(Task input):

- - - -

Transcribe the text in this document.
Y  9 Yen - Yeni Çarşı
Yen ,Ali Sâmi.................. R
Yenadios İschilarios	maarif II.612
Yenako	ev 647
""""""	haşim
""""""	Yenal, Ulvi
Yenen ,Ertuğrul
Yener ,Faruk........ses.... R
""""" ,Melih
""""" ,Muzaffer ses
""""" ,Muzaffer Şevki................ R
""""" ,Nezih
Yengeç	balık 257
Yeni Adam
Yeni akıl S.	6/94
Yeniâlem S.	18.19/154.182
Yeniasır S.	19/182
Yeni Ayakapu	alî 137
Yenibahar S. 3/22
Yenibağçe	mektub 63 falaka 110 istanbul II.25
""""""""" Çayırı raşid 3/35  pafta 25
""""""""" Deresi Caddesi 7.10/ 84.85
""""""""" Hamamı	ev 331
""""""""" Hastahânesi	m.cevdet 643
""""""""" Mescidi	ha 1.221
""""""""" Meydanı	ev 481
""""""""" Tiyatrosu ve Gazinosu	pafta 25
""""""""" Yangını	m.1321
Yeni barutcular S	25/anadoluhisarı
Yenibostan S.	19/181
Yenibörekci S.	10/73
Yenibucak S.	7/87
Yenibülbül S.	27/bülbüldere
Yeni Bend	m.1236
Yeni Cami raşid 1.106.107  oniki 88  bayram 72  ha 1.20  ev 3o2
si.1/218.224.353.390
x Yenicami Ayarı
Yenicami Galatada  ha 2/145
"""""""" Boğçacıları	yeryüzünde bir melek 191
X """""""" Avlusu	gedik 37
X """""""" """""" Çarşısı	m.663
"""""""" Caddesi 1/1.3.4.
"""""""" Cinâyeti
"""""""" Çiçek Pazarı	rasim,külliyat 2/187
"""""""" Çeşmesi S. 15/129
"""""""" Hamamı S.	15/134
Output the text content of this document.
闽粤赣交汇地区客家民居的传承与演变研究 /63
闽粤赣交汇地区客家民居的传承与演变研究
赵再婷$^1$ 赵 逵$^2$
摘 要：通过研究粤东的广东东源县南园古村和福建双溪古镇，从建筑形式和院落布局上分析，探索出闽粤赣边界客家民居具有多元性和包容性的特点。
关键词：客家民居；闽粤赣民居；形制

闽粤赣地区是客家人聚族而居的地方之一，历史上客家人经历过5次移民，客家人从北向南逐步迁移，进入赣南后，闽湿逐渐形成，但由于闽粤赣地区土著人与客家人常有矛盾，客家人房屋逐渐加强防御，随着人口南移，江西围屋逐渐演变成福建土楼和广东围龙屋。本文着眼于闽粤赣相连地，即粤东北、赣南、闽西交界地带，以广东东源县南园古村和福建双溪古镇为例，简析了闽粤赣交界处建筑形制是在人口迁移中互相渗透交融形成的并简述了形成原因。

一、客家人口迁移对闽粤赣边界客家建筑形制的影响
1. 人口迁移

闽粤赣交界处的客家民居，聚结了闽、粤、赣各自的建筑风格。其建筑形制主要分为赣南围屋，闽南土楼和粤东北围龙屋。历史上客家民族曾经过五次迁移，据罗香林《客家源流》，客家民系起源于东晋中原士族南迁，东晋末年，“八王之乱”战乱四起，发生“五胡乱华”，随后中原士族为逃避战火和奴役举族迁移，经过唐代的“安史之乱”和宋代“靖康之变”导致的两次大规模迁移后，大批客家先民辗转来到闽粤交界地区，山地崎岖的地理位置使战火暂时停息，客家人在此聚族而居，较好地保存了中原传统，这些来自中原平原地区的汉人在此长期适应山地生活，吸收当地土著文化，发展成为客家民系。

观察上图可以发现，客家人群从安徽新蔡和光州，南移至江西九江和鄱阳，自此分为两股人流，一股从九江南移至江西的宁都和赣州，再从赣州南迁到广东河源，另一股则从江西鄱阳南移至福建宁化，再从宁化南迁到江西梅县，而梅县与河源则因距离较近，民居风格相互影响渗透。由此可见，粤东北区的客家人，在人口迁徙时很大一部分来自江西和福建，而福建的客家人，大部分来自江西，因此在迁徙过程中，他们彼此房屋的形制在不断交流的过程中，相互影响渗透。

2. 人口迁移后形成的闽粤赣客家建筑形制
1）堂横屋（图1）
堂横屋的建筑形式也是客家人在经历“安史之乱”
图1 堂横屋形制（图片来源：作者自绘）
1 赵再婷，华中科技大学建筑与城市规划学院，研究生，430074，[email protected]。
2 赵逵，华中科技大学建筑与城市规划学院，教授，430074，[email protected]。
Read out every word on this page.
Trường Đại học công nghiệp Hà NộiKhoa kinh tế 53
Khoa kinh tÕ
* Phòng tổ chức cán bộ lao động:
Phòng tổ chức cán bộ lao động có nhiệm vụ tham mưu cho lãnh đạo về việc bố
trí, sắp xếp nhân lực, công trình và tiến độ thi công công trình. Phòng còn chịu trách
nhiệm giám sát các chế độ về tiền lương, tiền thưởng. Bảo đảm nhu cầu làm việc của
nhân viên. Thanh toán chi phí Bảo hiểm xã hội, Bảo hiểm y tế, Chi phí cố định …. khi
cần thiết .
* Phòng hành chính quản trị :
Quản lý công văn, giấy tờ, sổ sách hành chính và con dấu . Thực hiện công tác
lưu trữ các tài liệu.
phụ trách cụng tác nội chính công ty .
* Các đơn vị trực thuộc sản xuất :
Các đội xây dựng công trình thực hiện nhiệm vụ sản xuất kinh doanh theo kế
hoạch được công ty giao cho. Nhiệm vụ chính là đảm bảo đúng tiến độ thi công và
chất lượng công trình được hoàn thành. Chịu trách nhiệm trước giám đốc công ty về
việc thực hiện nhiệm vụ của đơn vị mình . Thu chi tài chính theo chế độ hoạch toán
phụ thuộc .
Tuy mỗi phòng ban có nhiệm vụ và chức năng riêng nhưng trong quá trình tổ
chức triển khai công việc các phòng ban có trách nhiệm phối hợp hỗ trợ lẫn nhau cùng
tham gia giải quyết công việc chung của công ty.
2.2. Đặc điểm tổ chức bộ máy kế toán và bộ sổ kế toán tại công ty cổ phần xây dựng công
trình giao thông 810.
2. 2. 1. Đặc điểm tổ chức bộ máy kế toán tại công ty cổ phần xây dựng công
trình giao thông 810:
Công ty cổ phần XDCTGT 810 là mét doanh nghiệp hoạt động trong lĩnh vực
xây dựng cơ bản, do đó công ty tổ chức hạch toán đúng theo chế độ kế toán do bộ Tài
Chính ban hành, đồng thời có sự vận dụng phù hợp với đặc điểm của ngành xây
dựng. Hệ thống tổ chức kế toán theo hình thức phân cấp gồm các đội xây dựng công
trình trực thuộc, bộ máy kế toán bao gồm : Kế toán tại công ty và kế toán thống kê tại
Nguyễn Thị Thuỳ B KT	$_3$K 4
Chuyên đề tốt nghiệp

- - - -

(Problem statement):
Go through the records above and set each one down exactly, please.

(Answer below):
Transcribe the text in this document.
Y  9 Yen - Yeni Çarşı
Yen ,Ali Sâmi.................. R
Yenadios İschilarios	maarif II.612
Yenako	ev 647
""""""	haşim
""""""	Yenal, Ulvi
Yenen ,Ertuğrul
Yener ,Faruk........ses.... R
""""" ,Melih
""""" ,Muzaffer ses
""""" ,Muzaffer Şevki................ R
""""" ,Nezih
Yengeç	balık 257
Yeni Adam
Yeni akıl S.	6/94
Yeniâlem S.	18.19/154.182
Yeniasır S.	19/182
Yeni Ayakapu	alî 137
Yenibahar S. 3/22
Yenibağçe	mektub 63 falaka 110 istanbul II.25
""""""""" Çayırı raşid 3/35  pafta 25
""""""""" Deresi Caddesi 7.10/ 84.85
""""""""" Hamamı	ev 331
""""""""" Hastahânesi	m.cevdet 643
""""""""" Mescidi	ha 1.221
""""""""" Meydanı	ev 481
""""""""" Tiyatrosu ve Gazinosu	pafta 25
""""""""" Yangını	m.1321
Yeni barutcular S	25/anadoluhisarı
Yenibostan S.	19/181
Yenibörekci S.	10/73
Yenibucak S.	7/87
Yenibülbül S.	27/bülbüldere
Yeni Bend	m.1236
Yeni Cami raşid 1.106.107  oniki 88  bayram 72  ha 1.20  ev 3o2
si.1/218.224.353.390
x Yenicami Ayarı
Yenicami Galatada  ha 2/145
"""""""" Boğçacıları	yeryüzünde bir melek 191
X """""""" Avlusu	gedik 37
X """""""" """""" Çarşısı	m.663
"""""""" Caddesi 1/1.3.4.
"""""""" Cinâyeti
"""""""" Çiçek Pazarı	rasim,külliyat 2/187
"""""""" Çeşmesi S. 15/129
"""""""" Hamamı S.	15/134
Output the text content of this document.
闽粤赣交汇地区客家民居的传承与演变研究 /63
闽粤赣交汇地区客家民居的传承与演变研究
赵再婷$^1$ 赵 逵$^2$
摘 要：通过研究粤东的广东东源县南园古村和福建双溪古镇，从建筑形式和院落布局上分析，探索出闽粤赣边界客家民居具有多元性和包容性的特点。
关键词：客家民居；闽粤赣民居；形制

闽粤赣地区是客家人聚族而居的地方之一，历史上客家人经历过5次移民，客家人从北向南逐步迁移，进入赣南后，闽湿逐渐形成，但由于闽粤赣地区土著人与客家人常有矛盾，客家人房屋逐渐加强防御，随着人口南移，江西围屋逐渐演变成福建土楼和广东围龙屋。本文着眼于闽粤赣相连地，即粤东北、赣南、闽西交界地带，以广东东源县南园古村和福建双溪古镇为例，简析了闽粤赣交界处建筑形制是在人口迁移中互相渗透交融形成的并简述了形成原因。

一、客家人口迁移对闽粤赣边界客家建筑形制的影响
1. 人口迁移

闽粤赣交界处的客家民居，聚结了闽、粤、赣各自的建筑风格。其建筑形制主要分为赣南围屋，闽南土楼和粤东北围龙屋。历史上客家民族曾经过五次迁移，据罗香林《客家源流》，客家民系起源于东晋中原士族南迁，东晋末年，“八王之乱”战乱四起，发生“五胡乱华”，随后中原士族为逃避战火和奴役举族迁移，经过唐代的“安史之乱”和宋代“靖康之变”导致的两次大规模迁移后，大批客家先民辗转来到闽粤交界地区，山地崎岖的地理位置使战火暂时停息，客家人在此聚族而居，较好地保存了中原传统，这些来自中原平原地区的汉人在此长期适应山地生活，吸收当地土著文化，发展成为客家民系。

观察上图可以发现，客家人群从安徽新蔡和光州，南移至江西九江和鄱阳，自此分为两股人流，一股从九江南移至江西的宁都和赣州，再从赣州南迁到广东河源，另一股则从江西鄱阳南移至福建宁化，再从宁化南迁到江西梅县，而梅县与河源则因距离较近，民居风格相互影响渗透。由此可见，粤东北区的客家人，在人口迁徙时很大一部分来自江西和福建，而福建的客家人，大部分来自江西，因此在迁徙过程中，他们彼此房屋的形制在不断交流的过程中，相互影响渗透。

2. 人口迁移后形成的闽粤赣客家建筑形制
1）堂横屋（图1）
堂横屋的建筑形式也是客家人在经历“安史之乱”
图1 堂横屋形制（图片来源：作者自绘）
1 赵再婷，华中科技大学建筑与城市规划学院，研究生，430074，[email protected]。
2 赵逵，华中科技大学建筑与城市规划学院，教授，430074，[email protected]。
Read out every word on this page.
Trường Đại học công nghiệp Hà NộiKhoa kinh tế 53
Khoa kinh tÕ
* Phòng tổ chức cán bộ lao động:
Phòng tổ chức cán bộ lao động có nhiệm vụ tham mưu cho lãnh đạo về việc bố
trí, sắp xếp nhân lực, công trình và tiến độ thi công công trình. Phòng còn chịu trách
nhiệm giám sát các chế độ về tiền lương, tiền thưởng. Bảo đảm nhu cầu làm việc của
nhân viên. Thanh toán chi phí Bảo hiểm xã hội, Bảo hiểm y tế, Chi phí cố định …. khi
cần thiết .
* Phòng hành chính quản trị :
Quản lý công văn, giấy tờ, sổ sách hành chính và con dấu . Thực hiện công tác
lưu trữ các tài liệu.
phụ trách cụng tác nội chính công ty .
* Các đơn vị trực thuộc sản xuất :
Các đội xây dựng công trình thực hiện nhiệm vụ sản xuất kinh doanh theo kế
hoạch được công ty giao cho. Nhiệm vụ chính là đảm bảo đúng tiến độ thi công và
chất lượng công trình được hoàn thành. Chịu trách nhiệm trước giám đốc công ty về
việc thực hiện nhiệm vụ của đơn vị mình . Thu chi tài chính theo chế độ hoạch toán
phụ thuộc .
Tuy mỗi phòng ban có nhiệm vụ và chức năng riêng nhưng trong quá trình tổ
chức triển khai công việc các phòng ban có trách nhiệm phối hợp hỗ trợ lẫn nhau cùng
tham gia giải quyết công việc chung của công ty.
2.2. Đặc điểm tổ chức bộ máy kế toán và bộ sổ kế toán tại công ty cổ phần xây dựng công
trình giao thông 810.
2. 2. 1. Đặc điểm tổ chức bộ máy kế toán tại công ty cổ phần xây dựng công
trình giao thông 810:
Công ty cổ phần XDCTGT 810 là mét doanh nghiệp hoạt động trong lĩnh vực
xây dựng cơ bản, do đó công ty tổ chức hạch toán đúng theo chế độ kế toán do bộ Tài
Chính ban hành, đồng thời có sự vận dụng phù hợp với đặc điểm của ngành xây
dựng. Hệ thống tổ chức kế toán theo hình thức phân cấp gồm các đội xây dựng công
trình trực thuộc, bộ máy kế toán bao gồm : Kế toán tại công ty và kế toán thống kê tại
Nguyễn Thị Thuỳ B KT	$_3$K 4
Chuyên đề tốt nghiệp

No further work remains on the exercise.